Exercise:
Determine how many lines contain the string "профессии" and reply with that number alone.

Data for this task:
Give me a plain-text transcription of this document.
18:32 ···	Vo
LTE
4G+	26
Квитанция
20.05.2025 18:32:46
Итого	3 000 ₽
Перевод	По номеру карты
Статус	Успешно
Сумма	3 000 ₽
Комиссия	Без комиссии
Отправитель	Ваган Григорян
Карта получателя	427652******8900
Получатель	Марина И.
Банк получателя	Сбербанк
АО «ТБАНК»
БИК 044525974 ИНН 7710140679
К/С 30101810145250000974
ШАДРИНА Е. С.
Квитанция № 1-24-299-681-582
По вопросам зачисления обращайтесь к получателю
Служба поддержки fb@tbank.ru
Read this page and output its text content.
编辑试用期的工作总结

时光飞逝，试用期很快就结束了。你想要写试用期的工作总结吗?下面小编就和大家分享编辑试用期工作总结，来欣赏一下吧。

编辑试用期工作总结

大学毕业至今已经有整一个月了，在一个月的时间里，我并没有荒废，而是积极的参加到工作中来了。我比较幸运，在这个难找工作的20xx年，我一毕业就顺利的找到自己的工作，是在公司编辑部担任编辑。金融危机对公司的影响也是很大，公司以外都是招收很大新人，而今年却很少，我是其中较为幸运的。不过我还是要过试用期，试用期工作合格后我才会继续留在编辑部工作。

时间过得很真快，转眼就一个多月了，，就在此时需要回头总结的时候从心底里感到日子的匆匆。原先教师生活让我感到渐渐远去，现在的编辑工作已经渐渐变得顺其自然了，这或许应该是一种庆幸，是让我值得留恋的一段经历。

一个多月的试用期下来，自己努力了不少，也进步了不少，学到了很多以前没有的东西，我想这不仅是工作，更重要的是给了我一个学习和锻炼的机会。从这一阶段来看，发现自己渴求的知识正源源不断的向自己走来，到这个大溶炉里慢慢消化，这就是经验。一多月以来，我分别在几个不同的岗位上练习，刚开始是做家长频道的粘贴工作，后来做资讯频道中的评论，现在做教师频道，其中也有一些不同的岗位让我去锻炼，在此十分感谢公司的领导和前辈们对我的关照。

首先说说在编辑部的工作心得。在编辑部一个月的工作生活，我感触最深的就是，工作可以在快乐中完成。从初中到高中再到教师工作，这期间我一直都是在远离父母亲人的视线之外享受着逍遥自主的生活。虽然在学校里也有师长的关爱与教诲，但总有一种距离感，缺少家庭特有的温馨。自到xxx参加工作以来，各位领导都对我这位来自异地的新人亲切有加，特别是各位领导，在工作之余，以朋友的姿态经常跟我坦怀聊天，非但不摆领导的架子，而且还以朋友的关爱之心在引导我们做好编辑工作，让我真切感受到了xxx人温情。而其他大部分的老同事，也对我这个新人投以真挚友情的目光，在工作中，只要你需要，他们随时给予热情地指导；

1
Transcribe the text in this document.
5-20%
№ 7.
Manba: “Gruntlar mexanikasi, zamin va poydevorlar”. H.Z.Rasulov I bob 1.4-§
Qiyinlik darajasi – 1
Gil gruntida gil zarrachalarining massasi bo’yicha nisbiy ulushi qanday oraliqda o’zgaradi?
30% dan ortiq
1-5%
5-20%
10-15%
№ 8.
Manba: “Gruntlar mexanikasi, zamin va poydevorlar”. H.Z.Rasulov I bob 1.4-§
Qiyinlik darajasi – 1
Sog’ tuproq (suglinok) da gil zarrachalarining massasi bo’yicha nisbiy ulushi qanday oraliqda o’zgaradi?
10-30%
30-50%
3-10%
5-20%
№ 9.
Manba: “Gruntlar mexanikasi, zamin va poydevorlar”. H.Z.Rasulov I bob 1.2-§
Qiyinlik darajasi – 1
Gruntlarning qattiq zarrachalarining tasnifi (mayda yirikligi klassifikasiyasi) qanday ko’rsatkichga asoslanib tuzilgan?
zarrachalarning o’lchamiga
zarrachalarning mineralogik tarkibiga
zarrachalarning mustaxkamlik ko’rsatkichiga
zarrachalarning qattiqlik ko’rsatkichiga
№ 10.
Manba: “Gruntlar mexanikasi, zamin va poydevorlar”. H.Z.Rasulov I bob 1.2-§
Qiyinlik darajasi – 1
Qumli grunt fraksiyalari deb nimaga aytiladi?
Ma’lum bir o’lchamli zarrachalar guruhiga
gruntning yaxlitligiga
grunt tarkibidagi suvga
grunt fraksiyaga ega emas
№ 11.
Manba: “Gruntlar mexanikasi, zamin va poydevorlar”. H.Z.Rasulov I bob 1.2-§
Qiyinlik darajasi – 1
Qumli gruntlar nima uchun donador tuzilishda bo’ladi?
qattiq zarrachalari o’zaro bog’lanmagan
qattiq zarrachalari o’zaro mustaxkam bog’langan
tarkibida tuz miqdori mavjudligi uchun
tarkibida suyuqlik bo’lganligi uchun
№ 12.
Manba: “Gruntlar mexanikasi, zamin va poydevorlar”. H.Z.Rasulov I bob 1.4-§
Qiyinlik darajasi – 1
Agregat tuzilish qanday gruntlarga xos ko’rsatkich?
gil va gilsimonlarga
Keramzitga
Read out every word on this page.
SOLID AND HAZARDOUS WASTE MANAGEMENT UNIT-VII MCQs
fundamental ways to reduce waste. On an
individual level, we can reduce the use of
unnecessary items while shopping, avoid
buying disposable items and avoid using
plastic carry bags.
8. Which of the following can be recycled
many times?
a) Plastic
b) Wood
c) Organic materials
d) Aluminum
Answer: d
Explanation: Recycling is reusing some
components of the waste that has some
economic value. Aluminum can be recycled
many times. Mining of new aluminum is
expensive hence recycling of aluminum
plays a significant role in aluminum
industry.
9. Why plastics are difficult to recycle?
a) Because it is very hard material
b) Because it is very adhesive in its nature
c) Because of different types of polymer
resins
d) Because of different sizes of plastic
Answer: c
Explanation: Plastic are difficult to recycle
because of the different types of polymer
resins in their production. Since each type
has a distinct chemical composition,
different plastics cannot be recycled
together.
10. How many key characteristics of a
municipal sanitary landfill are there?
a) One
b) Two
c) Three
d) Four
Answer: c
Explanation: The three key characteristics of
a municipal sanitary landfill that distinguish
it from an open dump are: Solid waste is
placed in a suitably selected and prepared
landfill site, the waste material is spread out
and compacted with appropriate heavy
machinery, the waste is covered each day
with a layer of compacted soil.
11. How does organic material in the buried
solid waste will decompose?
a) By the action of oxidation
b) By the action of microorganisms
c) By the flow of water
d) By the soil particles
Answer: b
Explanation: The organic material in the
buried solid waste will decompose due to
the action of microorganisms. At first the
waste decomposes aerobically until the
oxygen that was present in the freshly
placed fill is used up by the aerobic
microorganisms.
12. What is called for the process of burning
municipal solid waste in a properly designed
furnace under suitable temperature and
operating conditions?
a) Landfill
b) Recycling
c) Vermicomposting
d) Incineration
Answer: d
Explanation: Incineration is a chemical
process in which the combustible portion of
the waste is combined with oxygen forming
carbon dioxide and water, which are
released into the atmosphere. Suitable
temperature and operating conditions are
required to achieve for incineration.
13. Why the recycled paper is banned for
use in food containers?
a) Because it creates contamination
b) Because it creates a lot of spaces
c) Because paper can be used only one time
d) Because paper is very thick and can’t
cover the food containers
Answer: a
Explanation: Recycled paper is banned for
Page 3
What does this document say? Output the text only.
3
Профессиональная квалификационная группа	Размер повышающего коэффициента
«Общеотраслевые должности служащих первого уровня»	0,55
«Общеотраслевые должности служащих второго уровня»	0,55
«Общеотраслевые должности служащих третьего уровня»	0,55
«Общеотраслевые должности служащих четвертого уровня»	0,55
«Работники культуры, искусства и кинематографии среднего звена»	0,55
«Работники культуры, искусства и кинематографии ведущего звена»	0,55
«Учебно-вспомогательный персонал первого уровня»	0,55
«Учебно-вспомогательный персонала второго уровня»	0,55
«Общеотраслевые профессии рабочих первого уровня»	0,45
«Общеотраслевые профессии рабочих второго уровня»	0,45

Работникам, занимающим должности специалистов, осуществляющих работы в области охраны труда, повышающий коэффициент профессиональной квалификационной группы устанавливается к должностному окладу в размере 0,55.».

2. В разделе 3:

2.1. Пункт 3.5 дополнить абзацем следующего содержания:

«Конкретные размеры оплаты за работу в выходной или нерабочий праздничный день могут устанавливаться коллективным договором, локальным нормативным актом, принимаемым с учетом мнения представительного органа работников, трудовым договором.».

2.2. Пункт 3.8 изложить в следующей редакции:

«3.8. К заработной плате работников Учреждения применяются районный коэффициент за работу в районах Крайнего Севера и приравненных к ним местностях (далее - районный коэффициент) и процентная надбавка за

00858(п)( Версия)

Finished exercise:
2